■ Given task:
Retype exactly and only the lines from the one that contains "Read out every word on this page." through the final line of the data; pictures are left out.

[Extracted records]
━━━━━━━━━━━━━━━━
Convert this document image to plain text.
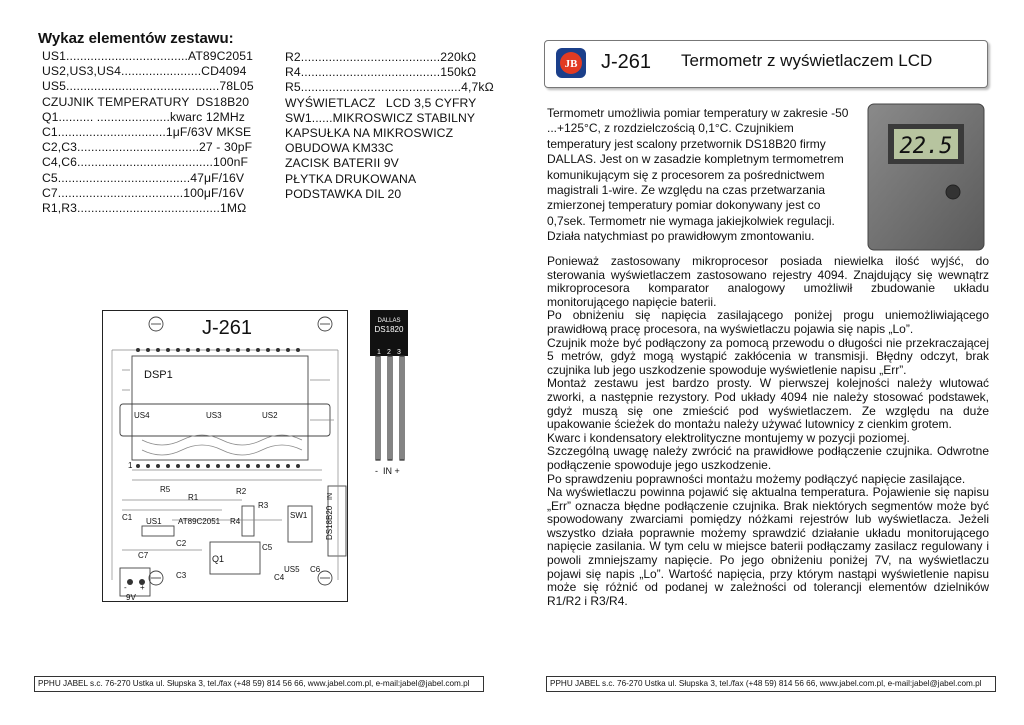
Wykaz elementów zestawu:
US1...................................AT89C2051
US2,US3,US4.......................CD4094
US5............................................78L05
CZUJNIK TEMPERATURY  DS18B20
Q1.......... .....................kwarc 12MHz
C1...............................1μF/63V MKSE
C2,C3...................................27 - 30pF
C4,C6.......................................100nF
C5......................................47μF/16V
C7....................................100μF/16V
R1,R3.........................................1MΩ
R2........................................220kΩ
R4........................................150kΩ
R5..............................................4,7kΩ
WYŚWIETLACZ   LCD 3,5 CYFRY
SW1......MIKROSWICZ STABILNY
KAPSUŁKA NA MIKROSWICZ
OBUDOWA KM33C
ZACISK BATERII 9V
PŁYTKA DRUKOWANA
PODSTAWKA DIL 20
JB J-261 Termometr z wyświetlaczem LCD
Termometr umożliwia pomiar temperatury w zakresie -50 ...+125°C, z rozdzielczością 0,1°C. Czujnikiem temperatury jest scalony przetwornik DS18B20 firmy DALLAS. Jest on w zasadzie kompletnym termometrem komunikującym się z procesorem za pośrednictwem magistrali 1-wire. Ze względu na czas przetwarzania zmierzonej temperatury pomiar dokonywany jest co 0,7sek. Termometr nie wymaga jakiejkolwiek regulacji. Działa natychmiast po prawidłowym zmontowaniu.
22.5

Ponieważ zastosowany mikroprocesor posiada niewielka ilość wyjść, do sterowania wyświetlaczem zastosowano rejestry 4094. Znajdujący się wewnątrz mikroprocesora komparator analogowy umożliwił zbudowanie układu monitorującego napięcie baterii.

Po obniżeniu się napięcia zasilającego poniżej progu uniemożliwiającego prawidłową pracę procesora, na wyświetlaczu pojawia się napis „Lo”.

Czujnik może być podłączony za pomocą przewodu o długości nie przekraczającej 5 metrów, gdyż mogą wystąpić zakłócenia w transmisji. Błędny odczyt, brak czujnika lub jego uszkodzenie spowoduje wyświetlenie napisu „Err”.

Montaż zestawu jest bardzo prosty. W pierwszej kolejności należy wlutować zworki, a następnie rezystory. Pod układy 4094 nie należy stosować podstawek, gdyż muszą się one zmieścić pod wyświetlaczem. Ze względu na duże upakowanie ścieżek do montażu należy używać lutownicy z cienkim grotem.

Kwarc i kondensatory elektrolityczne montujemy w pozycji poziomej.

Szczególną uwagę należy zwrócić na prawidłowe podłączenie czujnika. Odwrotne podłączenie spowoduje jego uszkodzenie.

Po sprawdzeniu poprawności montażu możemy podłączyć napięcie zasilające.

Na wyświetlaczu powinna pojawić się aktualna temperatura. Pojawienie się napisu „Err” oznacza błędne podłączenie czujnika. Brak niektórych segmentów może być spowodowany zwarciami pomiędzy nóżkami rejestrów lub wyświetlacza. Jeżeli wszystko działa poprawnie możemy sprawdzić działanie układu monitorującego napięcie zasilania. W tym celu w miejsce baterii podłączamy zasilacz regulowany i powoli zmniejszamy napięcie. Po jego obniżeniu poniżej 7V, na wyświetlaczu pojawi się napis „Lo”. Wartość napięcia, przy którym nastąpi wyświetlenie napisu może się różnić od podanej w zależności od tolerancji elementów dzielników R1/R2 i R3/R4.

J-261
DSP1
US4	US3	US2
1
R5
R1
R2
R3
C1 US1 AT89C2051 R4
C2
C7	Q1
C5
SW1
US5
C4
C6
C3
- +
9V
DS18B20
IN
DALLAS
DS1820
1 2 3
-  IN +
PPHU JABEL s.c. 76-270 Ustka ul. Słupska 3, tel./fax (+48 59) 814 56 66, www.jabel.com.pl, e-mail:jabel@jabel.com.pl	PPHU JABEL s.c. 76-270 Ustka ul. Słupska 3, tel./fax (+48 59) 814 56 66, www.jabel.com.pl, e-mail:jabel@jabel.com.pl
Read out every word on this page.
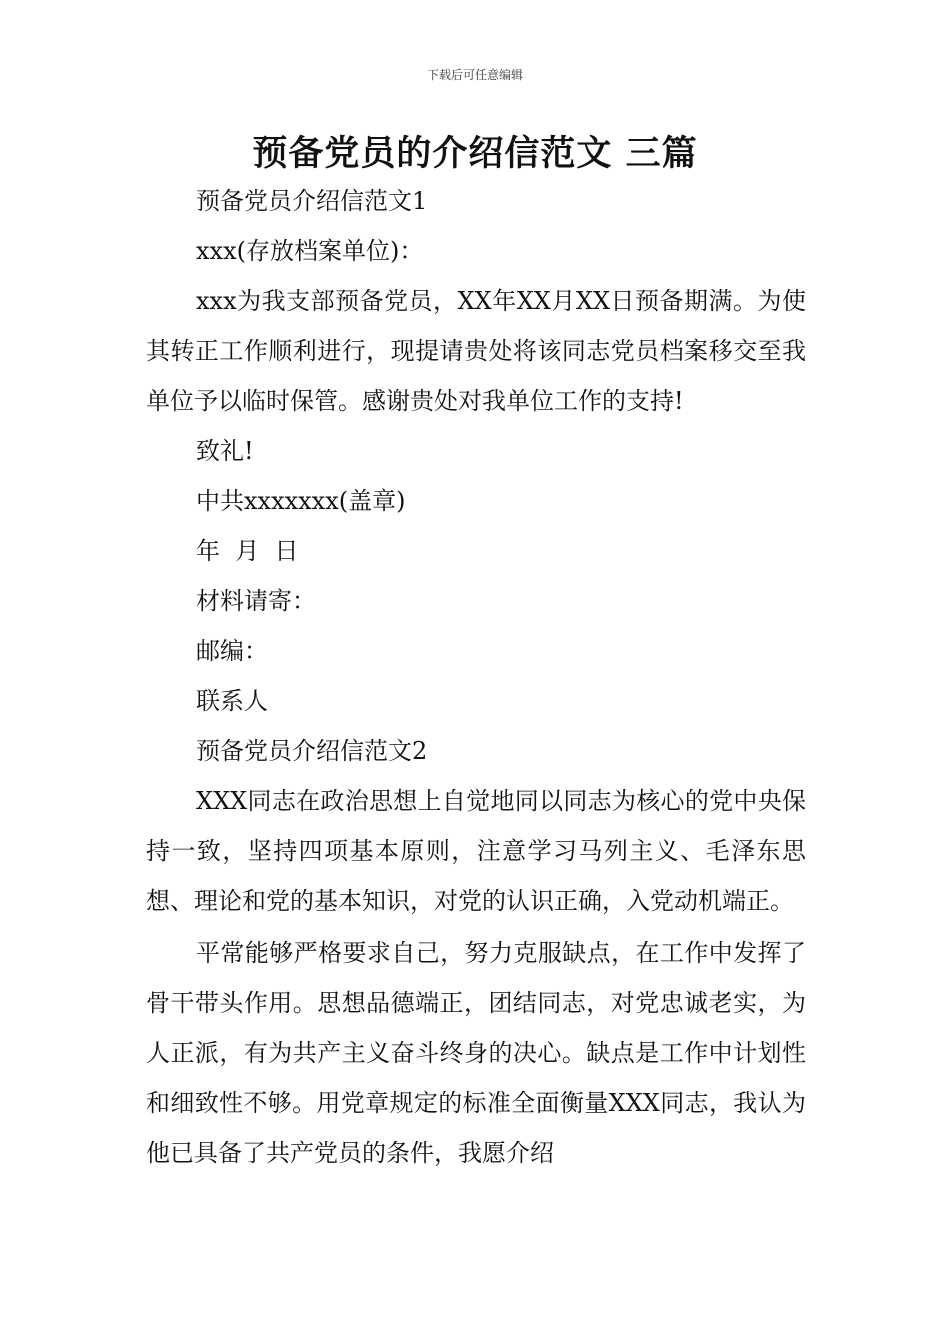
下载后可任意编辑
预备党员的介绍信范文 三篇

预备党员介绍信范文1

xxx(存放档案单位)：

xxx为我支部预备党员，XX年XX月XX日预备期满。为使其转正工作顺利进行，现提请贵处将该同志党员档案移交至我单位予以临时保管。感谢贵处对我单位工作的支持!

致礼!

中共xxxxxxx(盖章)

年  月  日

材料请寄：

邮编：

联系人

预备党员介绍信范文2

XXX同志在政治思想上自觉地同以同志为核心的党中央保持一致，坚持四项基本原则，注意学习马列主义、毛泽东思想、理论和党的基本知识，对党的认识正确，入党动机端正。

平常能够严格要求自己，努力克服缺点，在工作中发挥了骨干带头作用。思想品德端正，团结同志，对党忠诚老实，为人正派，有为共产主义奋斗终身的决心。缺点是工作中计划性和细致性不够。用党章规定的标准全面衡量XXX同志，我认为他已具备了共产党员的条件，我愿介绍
━━━━━━━━━━━━━━━━
■ Written solution:
Read out every word on this page.
下载后可任意编辑
预备党员的介绍信范文 三篇

预备党员介绍信范文1

xxx(存放档案单位)：

xxx为我支部预备党员，XX年XX月XX日预备期满。为使其转正工作顺利进行，现提请贵处将该同志党员档案移交至我单位予以临时保管。感谢贵处对我单位工作的支持!

致礼!

中共xxxxxxx(盖章)

年  月  日

材料请寄：

邮编：

联系人

预备党员介绍信范文2

XXX同志在政治思想上自觉地同以同志为核心的党中央保持一致，坚持四项基本原则，注意学习马列主义、毛泽东思想、理论和党的基本知识，对党的认识正确，入党动机端正。

平常能够严格要求自己，努力克服缺点，在工作中发挥了骨干带头作用。思想品德端正，团结同志，对党忠诚老实，为人正派，有为共产主义奋斗终身的决心。缺点是工作中计划性和细致性不够。用党章规定的标准全面衡量XXX同志，我认为他已具备了共产党员的条件，我愿介绍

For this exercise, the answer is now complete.